Work instructions
Every line below that includes "being" counts toward the total. Report that total alone.

Dataset records
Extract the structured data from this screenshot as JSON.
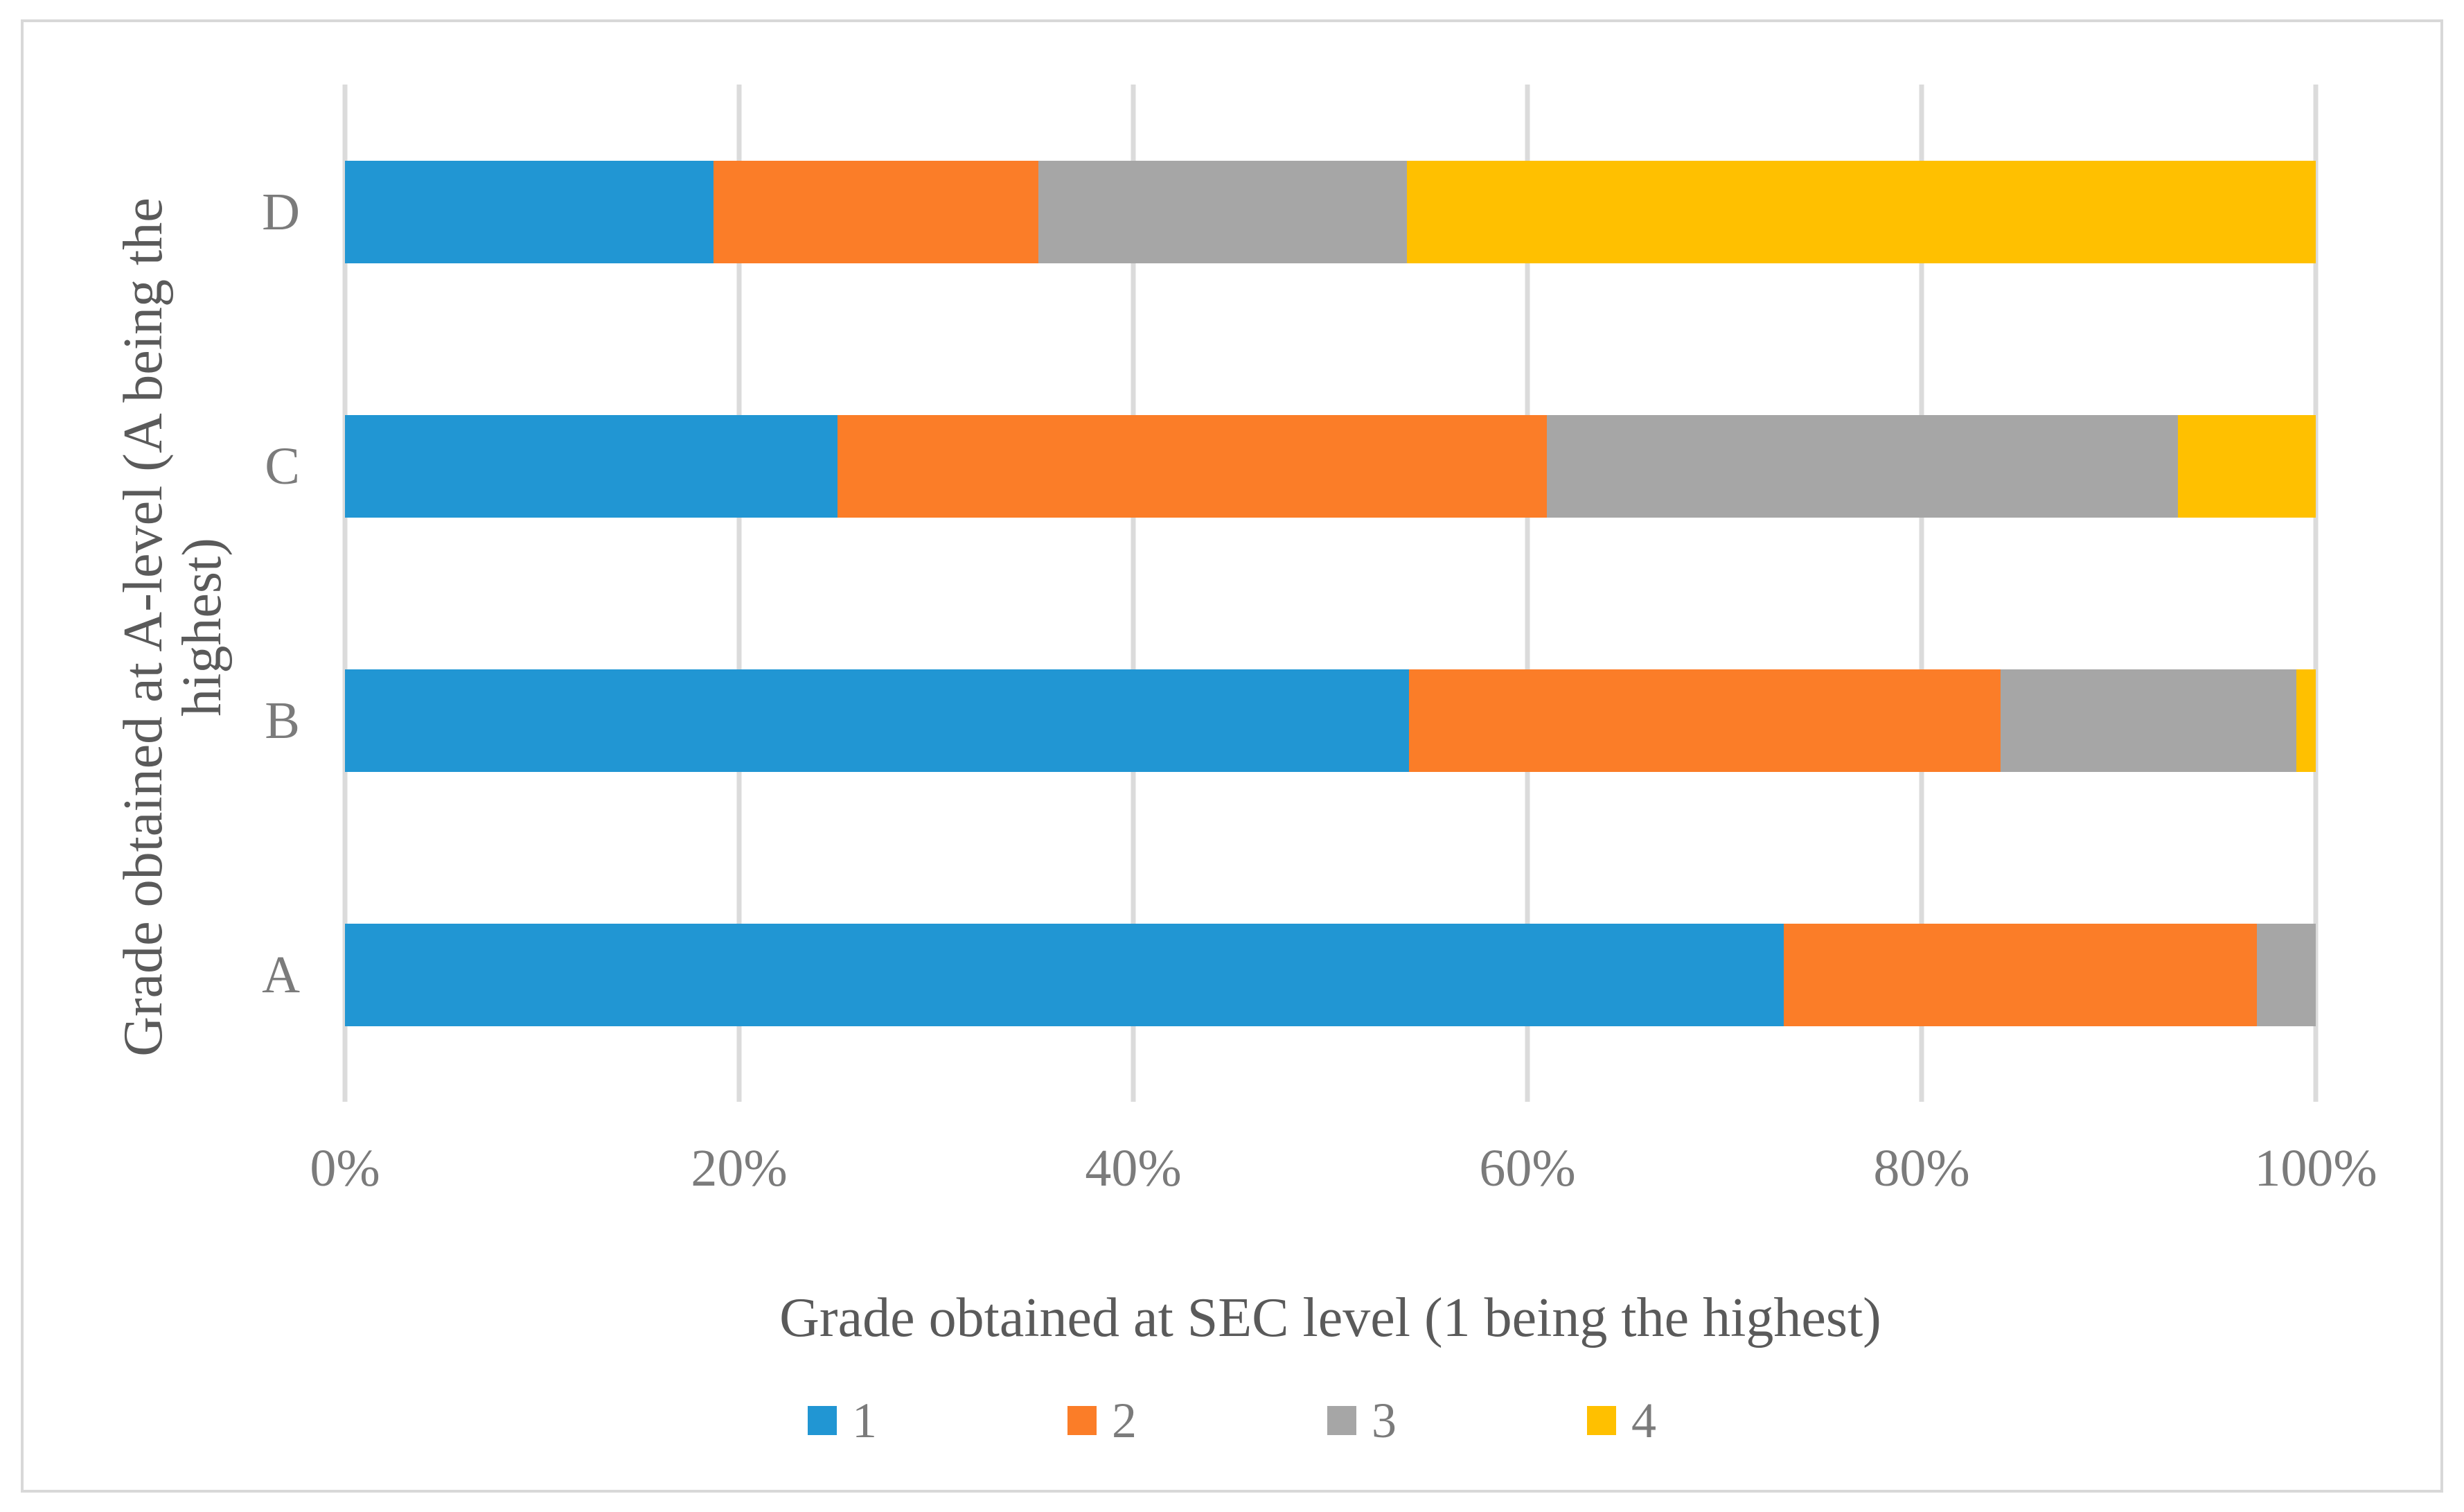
{
  "chart_data": {
    "type": "bar",
    "orientation": "horizontal",
    "stacked": true,
    "unit": "percent",
    "categories": [
      "D",
      "C",
      "B",
      "A"
    ],
    "series": [
      {
        "name": "1",
        "color": "#2196D3",
        "values": [
          18.7,
          25,
          54,
          73
        ]
      },
      {
        "name": "2",
        "color": "#FB7D28",
        "values": [
          16.5,
          36,
          30,
          24
        ]
      },
      {
        "name": "3",
        "color": "#A6A6A6",
        "values": [
          18.7,
          32,
          15,
          3
        ]
      },
      {
        "name": "4",
        "color": "#FFC000",
        "values": [
          46.1,
          7,
          1,
          0
        ]
      }
    ],
    "xlabel": "Grade obtained at SEC level (1 being the highest)",
    "ylabel": "Grade obtained at A-level (A being the highest)",
    "ylabel_display_lines": [
      "Grade obtained at A-level (A being the",
      "highest)"
    ],
    "x_ticks": [
      "0%",
      "20%",
      "40%",
      "60%",
      "80%",
      "100%"
    ],
    "xlim": [
      0,
      100
    ],
    "grid": "vertical-major",
    "legend": {
      "position": "bottom",
      "labels": [
        "1",
        "2",
        "3",
        "4"
      ]
    },
    "colors": {
      "gridline": "#DBDBDB",
      "frame_border": "#D8D8D8",
      "tick_text": "#7B7B7B",
      "title_text": "#5A5A5A",
      "background": "#FFFFFF"
    }
  }
}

Written reply
3